Material for this exercise:

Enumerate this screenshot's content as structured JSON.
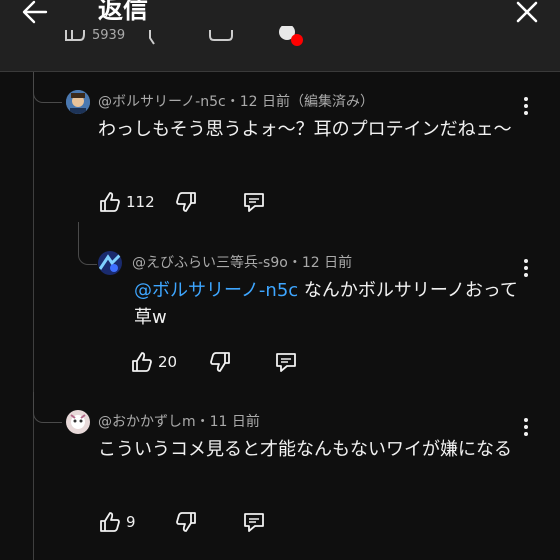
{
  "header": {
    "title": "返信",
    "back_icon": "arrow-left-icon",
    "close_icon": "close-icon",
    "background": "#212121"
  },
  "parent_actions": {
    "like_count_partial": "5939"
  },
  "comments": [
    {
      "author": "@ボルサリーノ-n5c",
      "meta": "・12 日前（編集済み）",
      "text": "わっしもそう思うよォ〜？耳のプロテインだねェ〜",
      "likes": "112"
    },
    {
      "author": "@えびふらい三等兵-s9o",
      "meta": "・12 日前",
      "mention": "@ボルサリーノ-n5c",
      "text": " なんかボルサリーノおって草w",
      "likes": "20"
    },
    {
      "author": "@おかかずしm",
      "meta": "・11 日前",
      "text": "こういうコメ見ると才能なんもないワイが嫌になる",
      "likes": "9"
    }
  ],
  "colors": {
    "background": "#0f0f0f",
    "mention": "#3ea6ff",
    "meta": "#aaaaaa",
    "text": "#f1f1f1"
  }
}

--

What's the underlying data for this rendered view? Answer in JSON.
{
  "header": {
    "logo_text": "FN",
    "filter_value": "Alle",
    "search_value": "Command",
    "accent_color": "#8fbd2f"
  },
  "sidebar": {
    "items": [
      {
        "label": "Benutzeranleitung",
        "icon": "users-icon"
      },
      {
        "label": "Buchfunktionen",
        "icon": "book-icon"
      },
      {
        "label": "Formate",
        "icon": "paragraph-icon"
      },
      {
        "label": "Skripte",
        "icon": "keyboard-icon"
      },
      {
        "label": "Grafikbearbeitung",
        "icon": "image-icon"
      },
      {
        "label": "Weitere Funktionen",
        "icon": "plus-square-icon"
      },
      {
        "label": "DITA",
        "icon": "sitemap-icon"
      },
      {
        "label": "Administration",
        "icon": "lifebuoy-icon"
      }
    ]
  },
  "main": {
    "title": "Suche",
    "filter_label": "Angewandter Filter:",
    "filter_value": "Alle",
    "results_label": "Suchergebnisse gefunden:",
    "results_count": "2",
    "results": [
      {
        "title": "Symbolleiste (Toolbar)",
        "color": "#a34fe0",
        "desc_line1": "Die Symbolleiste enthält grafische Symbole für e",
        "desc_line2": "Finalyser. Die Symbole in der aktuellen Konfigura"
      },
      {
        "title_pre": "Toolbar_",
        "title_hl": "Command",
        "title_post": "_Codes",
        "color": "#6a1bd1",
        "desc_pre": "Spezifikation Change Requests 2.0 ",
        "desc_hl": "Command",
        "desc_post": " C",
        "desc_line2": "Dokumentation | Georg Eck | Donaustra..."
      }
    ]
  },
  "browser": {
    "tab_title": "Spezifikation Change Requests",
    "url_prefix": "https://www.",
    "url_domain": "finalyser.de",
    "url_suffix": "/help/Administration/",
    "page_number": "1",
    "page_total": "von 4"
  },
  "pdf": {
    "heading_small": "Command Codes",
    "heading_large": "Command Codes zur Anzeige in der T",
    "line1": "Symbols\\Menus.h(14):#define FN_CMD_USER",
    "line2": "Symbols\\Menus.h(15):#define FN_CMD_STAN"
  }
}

The request:
Report the number of lines that include the string "Change"; return nothing but the count.

Completed task:
2